[Collected data]
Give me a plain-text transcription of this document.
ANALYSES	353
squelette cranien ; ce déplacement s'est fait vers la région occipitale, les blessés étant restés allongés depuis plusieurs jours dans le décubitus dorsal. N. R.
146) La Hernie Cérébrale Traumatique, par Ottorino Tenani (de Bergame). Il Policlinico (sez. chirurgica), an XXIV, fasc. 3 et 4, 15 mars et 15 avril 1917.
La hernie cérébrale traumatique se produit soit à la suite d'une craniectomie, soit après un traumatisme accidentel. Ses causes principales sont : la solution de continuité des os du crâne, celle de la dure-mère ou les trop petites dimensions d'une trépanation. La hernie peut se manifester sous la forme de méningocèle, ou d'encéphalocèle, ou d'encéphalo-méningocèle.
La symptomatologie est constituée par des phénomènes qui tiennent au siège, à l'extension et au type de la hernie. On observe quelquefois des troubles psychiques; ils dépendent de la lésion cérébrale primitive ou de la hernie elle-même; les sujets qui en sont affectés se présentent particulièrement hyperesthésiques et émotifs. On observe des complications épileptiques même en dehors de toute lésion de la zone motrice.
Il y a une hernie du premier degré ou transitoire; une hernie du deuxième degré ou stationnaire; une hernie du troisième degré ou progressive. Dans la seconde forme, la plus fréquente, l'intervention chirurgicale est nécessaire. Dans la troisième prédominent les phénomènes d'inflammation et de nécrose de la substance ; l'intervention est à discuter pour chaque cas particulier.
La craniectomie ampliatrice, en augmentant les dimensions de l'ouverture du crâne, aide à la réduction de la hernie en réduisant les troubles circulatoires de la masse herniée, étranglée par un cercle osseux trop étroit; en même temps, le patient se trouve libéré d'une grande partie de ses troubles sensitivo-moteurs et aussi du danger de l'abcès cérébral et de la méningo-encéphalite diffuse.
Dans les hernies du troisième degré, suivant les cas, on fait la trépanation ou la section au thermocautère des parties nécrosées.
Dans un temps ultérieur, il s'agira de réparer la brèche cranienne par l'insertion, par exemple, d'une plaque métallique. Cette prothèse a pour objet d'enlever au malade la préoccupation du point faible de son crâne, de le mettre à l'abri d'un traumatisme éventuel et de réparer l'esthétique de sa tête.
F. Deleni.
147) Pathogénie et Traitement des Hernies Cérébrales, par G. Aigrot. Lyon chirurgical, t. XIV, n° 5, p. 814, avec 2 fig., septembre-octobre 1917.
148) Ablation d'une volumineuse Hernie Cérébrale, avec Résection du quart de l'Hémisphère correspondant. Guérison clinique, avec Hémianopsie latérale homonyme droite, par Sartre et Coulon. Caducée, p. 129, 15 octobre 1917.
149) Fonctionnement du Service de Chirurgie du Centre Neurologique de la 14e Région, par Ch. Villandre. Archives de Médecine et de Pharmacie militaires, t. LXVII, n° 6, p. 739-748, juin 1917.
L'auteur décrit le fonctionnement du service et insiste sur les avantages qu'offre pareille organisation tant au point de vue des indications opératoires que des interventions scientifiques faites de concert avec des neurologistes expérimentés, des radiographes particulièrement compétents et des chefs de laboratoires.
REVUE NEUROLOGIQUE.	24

## EXERCISE DESCRIPTION
Each line of the material above needs to be quoted exactly, please.

## REPLY TO THE TASK
Give me a plain-text transcription of this document.
ANALYSES	353
squelette cranien ; ce déplacement s'est fait vers la région occipitale, les blessés étant restés allongés depuis plusieurs jours dans le décubitus dorsal. N. R.
146) La Hernie Cérébrale Traumatique, par Ottorino Tenani (de Bergame). Il Policlinico (sez. chirurgica), an XXIV, fasc. 3 et 4, 15 mars et 15 avril 1917.
La hernie cérébrale traumatique se produit soit à la suite d'une craniectomie, soit après un traumatisme accidentel. Ses causes principales sont : la solution de continuité des os du crâne, celle de la dure-mère ou les trop petites dimensions d'une trépanation. La hernie peut se manifester sous la forme de méningocèle, ou d'encéphalocèle, ou d'encéphalo-méningocèle.
La symptomatologie est constituée par des phénomènes qui tiennent au siège, à l'extension et au type de la hernie. On observe quelquefois des troubles psychiques; ils dépendent de la lésion cérébrale primitive ou de la hernie elle-même; les sujets qui en sont affectés se présentent particulièrement hyperesthésiques et émotifs. On observe des complications épileptiques même en dehors de toute lésion de la zone motrice.
Il y a une hernie du premier degré ou transitoire; une hernie du deuxième degré ou stationnaire; une hernie du troisième degré ou progressive. Dans la seconde forme, la plus fréquente, l'intervention chirurgicale est nécessaire. Dans la troisième prédominent les phénomènes d'inflammation et de nécrose de la substance ; l'intervention est à discuter pour chaque cas particulier.
La craniectomie ampliatrice, en augmentant les dimensions de l'ouverture du crâne, aide à la réduction de la hernie en réduisant les troubles circulatoires de la masse herniée, étranglée par un cercle osseux trop étroit; en même temps, le patient se trouve libéré d'une grande partie de ses troubles sensitivo-moteurs et aussi du danger de l'abcès cérébral et de la méningo-encéphalite diffuse.
Dans les hernies du troisième degré, suivant les cas, on fait la trépanation ou la section au thermocautère des parties nécrosées.
Dans un temps ultérieur, il s'agira de réparer la brèche cranienne par l'insertion, par exemple, d'une plaque métallique. Cette prothèse a pour objet d'enlever au malade la préoccupation du point faible de son crâne, de le mettre à l'abri d'un traumatisme éventuel et de réparer l'esthétique de sa tête.
F. Deleni.
147) Pathogénie et Traitement des Hernies Cérébrales, par G. Aigrot. Lyon chirurgical, t. XIV, n° 5, p. 814, avec 2 fig., septembre-octobre 1917.
148) Ablation d'une volumineuse Hernie Cérébrale, avec Résection du quart de l'Hémisphère correspondant. Guérison clinique, avec Hémianopsie latérale homonyme droite, par Sartre et Coulon. Caducée, p. 129, 15 octobre 1917.
149) Fonctionnement du Service de Chirurgie du Centre Neurologique de la 14e Région, par Ch. Villandre. Archives de Médecine et de Pharmacie militaires, t. LXVII, n° 6, p. 739-748, juin 1917.
L'auteur décrit le fonctionnement du service et insiste sur les avantages qu'offre pareille organisation tant au point de vue des indications opératoires que des interventions scientifiques faites de concert avec des neurologistes expérimentés, des radiographes particulièrement compétents et des chefs de laboratoires.
REVUE NEUROLOGIQUE.	24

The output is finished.